Logo-Pakpol Logo-Pakpol
Data & Alat
Kamis, 04 Juli 2024 | 14:30 WIB
STATISTIK KEBIJAKAN FISKAL
Rabu, 03 Juli 2024 | 08:55 WIB
KURS PAJAK 03 JULI 2024 - 09 JULI 2024
Senin, 01 Juli 2024 | 09:36 WIB
KMK 10/KM.10/2024
Rabu, 26 Juni 2024 | 08:45 WIB
KURS PAJAK 26 JUNI 2024 - 02 JULI 2024
Fokus
Reportase

Perlukah Memiliki National Tax Relief Disaster Act?

A+
A-
3
A+
A-
3
Perlukah Memiliki National Tax Relief Disaster Act?

BERDASARKAN Data Informasi Bencana Indonesia Badan Nasional Penanggulangan Bencana tahun 2010–2019 (DIBI BNPB, 2019), dalam satu dekade terakhir tercatat sekitar 17.178 kejadian bencana alam di Indonesia.

Kejadian bencana yang masih segar dalam ingatan masyarakat adalah tsunami yang terjadi pada penutup tahun 2018 di Selat Sunda dan sekitarnya. Kejadian tersebut direspons positif pemerintah melalui Direktorat Jenderal Pajak (DJP) dengan menerbitkan keputusan KEP-370/PJ/2018.

Melalui keputusan ini, DJP menetapkan keadaan kahar (force majeure) sehingga wajib pajak yang berada atau memiliki usaha di wilayah terdampak bencana tersebut memiliki kemudahan administrasi pajak.

Tugas |
Tuliskan kembali dengan persis bagian artikel tentang keringanan pajak saat bencana dari "BERDASARKAN Data Informasi" sampai "menerbitkan keputusan KEP-370/PJ/2018.". Daftar berikut diambil dari sumber yang berbeda.

Anotasi kotak elemen:
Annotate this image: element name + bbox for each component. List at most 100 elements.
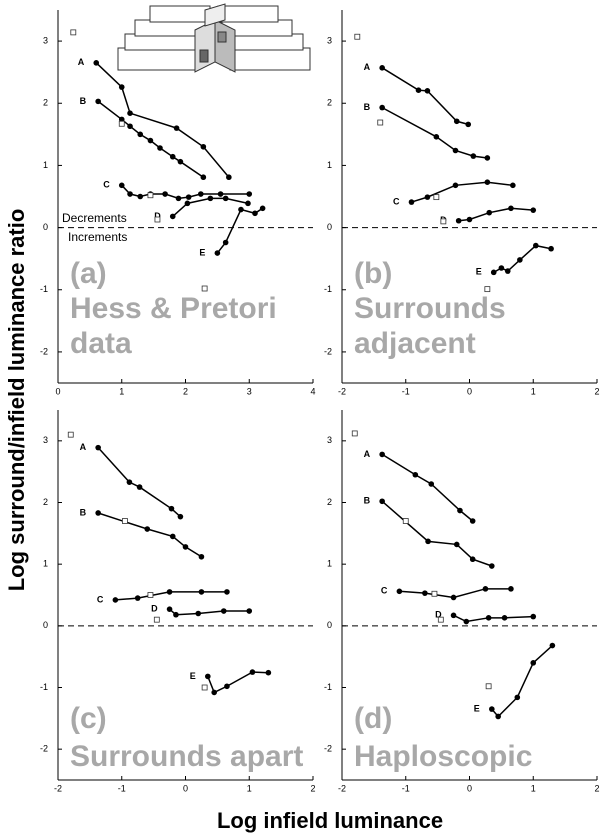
y-tick-label: 2	[43, 98, 48, 108]
data-point	[162, 191, 168, 197]
data-point	[147, 137, 154, 144]
series-label: E	[476, 267, 482, 277]
data-point	[198, 553, 205, 560]
series-label: A	[78, 57, 85, 67]
y-tick-label: 1	[327, 559, 332, 569]
data-point	[245, 200, 251, 207]
series-label: D	[435, 610, 442, 620]
series-line	[381, 106, 488, 159]
data-point	[222, 195, 229, 202]
data-point	[530, 207, 537, 213]
data-point	[168, 505, 175, 512]
data-point	[490, 269, 497, 276]
series-line	[381, 67, 469, 126]
data-point	[508, 586, 514, 592]
series-line	[381, 500, 493, 567]
y-tick-label: -1	[40, 284, 48, 294]
y-tick-label: 3	[43, 35, 48, 45]
y-axis-label: Log surround/infield luminance ratio	[4, 209, 29, 592]
x-tick-label: 4	[310, 386, 315, 396]
open-square	[377, 119, 384, 126]
open-square	[154, 216, 161, 223]
panel-label: (d)	[354, 702, 392, 735]
data-point	[482, 586, 489, 592]
data-point	[205, 673, 211, 680]
x-tick-label: -2	[338, 783, 346, 793]
inset-illustration	[117, 3, 311, 73]
x-tick-label: -1	[118, 783, 126, 793]
panel-title: Surrounds	[354, 292, 506, 325]
data-point	[549, 642, 556, 649]
data-point	[422, 590, 428, 596]
y-tick-label: 2	[43, 497, 48, 507]
open-square	[484, 286, 491, 293]
x-tick-label: 1	[531, 386, 536, 396]
series-line	[97, 447, 181, 518]
y-tick-label: 3	[327, 35, 332, 45]
x-tick-label: -2	[338, 386, 346, 396]
data-point	[200, 174, 207, 181]
open-square	[122, 518, 128, 524]
data-point	[489, 563, 495, 569]
series-label: B	[364, 102, 371, 112]
data-point	[548, 245, 554, 252]
data-point	[185, 194, 192, 200]
annotation: Decrements	[62, 211, 127, 225]
data-point	[450, 594, 457, 601]
data-point	[95, 510, 101, 516]
data-point	[134, 595, 141, 601]
y-tick-label: 2	[327, 98, 332, 108]
data-point	[112, 597, 119, 603]
y-tick-label: -1	[324, 284, 332, 294]
y-tick-label: 3	[327, 435, 332, 445]
data-point	[246, 608, 253, 614]
open-square	[201, 684, 208, 691]
series-label: C	[393, 196, 400, 206]
data-point	[379, 451, 385, 458]
data-point	[118, 182, 125, 189]
data-point	[166, 606, 173, 612]
open-square	[485, 683, 492, 690]
open-square	[147, 592, 154, 598]
series-label: A	[80, 442, 87, 452]
y-tick-label: 1	[43, 160, 48, 170]
data-point	[465, 121, 472, 128]
y-tick-label: -2	[324, 346, 332, 356]
y-tick-label: 0	[327, 222, 332, 232]
data-point	[259, 205, 266, 212]
data-point	[457, 507, 463, 514]
x-tick-label: 0	[55, 386, 60, 396]
y-tick-label: 3	[43, 435, 48, 445]
data-point	[126, 479, 133, 485]
open-square	[201, 285, 208, 292]
open-square	[67, 431, 74, 438]
y-tick-label: 0	[327, 620, 332, 630]
data-point	[408, 199, 415, 205]
data-point	[428, 481, 435, 487]
data-point	[169, 533, 176, 540]
data-point	[137, 131, 144, 138]
data-point	[127, 110, 133, 116]
panel-title: data	[70, 327, 132, 360]
data-point	[249, 669, 256, 675]
data-point	[433, 134, 440, 140]
y-tick-label: -1	[40, 682, 48, 692]
data-point	[173, 125, 180, 131]
data-point	[379, 65, 385, 71]
data-point	[93, 60, 100, 66]
panel-title: Haploscopic	[354, 740, 532, 773]
data-point	[495, 713, 501, 720]
data-point	[517, 257, 523, 263]
data-point	[175, 195, 182, 202]
series-label: C	[103, 180, 110, 190]
series-label: E	[474, 703, 480, 713]
series-line	[95, 62, 230, 178]
data-point	[453, 118, 460, 125]
series-line	[169, 608, 250, 616]
x-tick-label: 0	[467, 386, 472, 396]
x-tick-label: -2	[54, 783, 62, 793]
panel-title: Surrounds apart	[70, 740, 303, 773]
data-point	[498, 265, 505, 271]
data-point	[246, 191, 253, 197]
data-point	[127, 123, 133, 130]
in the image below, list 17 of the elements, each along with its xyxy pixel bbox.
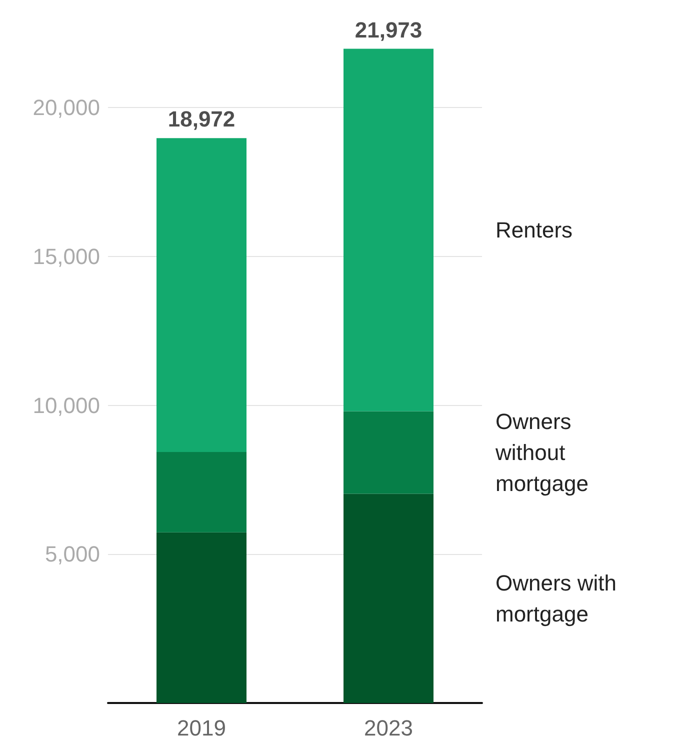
y-tick-label: 5,000 xyxy=(44,542,100,567)
bar xyxy=(344,411,434,494)
y-tick-label: 20,000 xyxy=(32,95,100,120)
text: Renters xyxy=(496,218,573,243)
bar xyxy=(156,452,246,532)
total-label: 18,972 xyxy=(168,106,236,132)
bar xyxy=(156,138,246,452)
total-label: 21,973 xyxy=(354,17,422,42)
bar xyxy=(156,532,246,703)
bar xyxy=(344,494,434,703)
x-tick-label: 2023 xyxy=(364,716,413,740)
text: Owners with mortgage xyxy=(496,570,617,626)
text: Owners without mortgage xyxy=(494,408,588,496)
x-tick-label: 2019 xyxy=(177,716,226,740)
y-tick-label: 10,000 xyxy=(32,392,100,418)
y-tick-label: 15,000 xyxy=(32,244,100,269)
bar xyxy=(344,48,434,412)
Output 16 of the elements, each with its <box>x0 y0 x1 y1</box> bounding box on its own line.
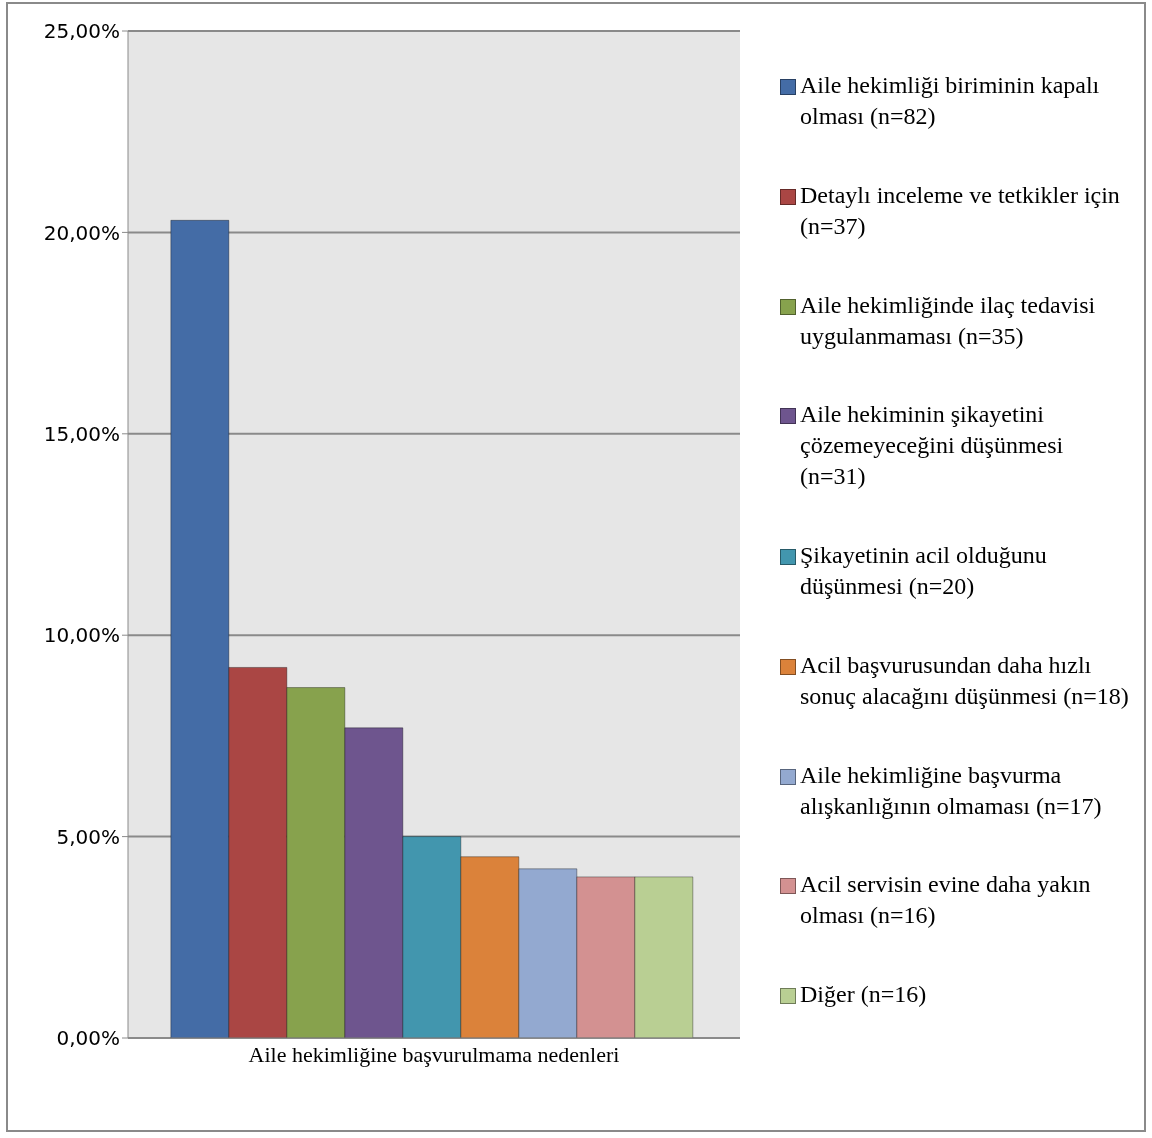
legend-label: Detaylı inceleme ve tetkikler için (n=37) <box>800 180 1121 241</box>
y-tick-label: 10,00% <box>43 623 120 648</box>
legend-label: Aile hekimliği biriminin kapalı olması (n=82) <box>800 71 1101 131</box>
legend-label: Aile hekiminin şikayetini çözemeyeceğini düşünmesi (n=31) <box>800 400 1065 492</box>
legend-label: Şikayetinin acil olduğunu düşünmesi (n=20) <box>800 541 1048 601</box>
y-tick-label: 0,00% <box>56 1026 120 1051</box>
y-tick-label: 20,00% <box>43 220 120 245</box>
legend-label: Acil başvurusundan daha hızlı sonuç alacağını düşünmesi (n=18) <box>800 650 1130 711</box>
y-tick-label: 15,00% <box>43 421 120 446</box>
y-tick-label: 5,00% <box>56 824 120 849</box>
legend-label: Aile hekimliğinde ilaç tedavisi uygulanmaması (n=35) <box>800 290 1097 351</box>
legend-label: Aile hekimliğine başvurma alışkanlığının olmaması (n=17) <box>800 760 1103 821</box>
legend-label: Diğer (n=16) <box>800 980 927 1009</box>
legend-label: Acil servisin evine daha yakın olması (n=16) <box>800 870 1092 931</box>
x-tick-label: Aile hekimliğine başvurulmama nedenleri <box>248 1041 620 1067</box>
y-tick-label: 25,00% <box>43 19 120 44</box>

Hasil Tugas |
BERDASARKAN Data Informasi Bencana Indonesia Badan Nasional Penanggulangan Bencana tahun 2010–2019 (DIBI BNPB, 2019), dalam satu dekade terakhir tercatat sekitar 17.178 kejadian bencana alam di Indonesia.

Kejadian bencana yang masih segar dalam ingatan masyarakat adalah tsunami yang terjadi pada penutup tahun 2018 di Selat Sunda dan sekitarnya. Kejadian tersebut direspons positif pemerintah melalui Direktorat Jenderal Pajak (DJP) dengan menerbitkan keputusan KEP-370/PJ/2018.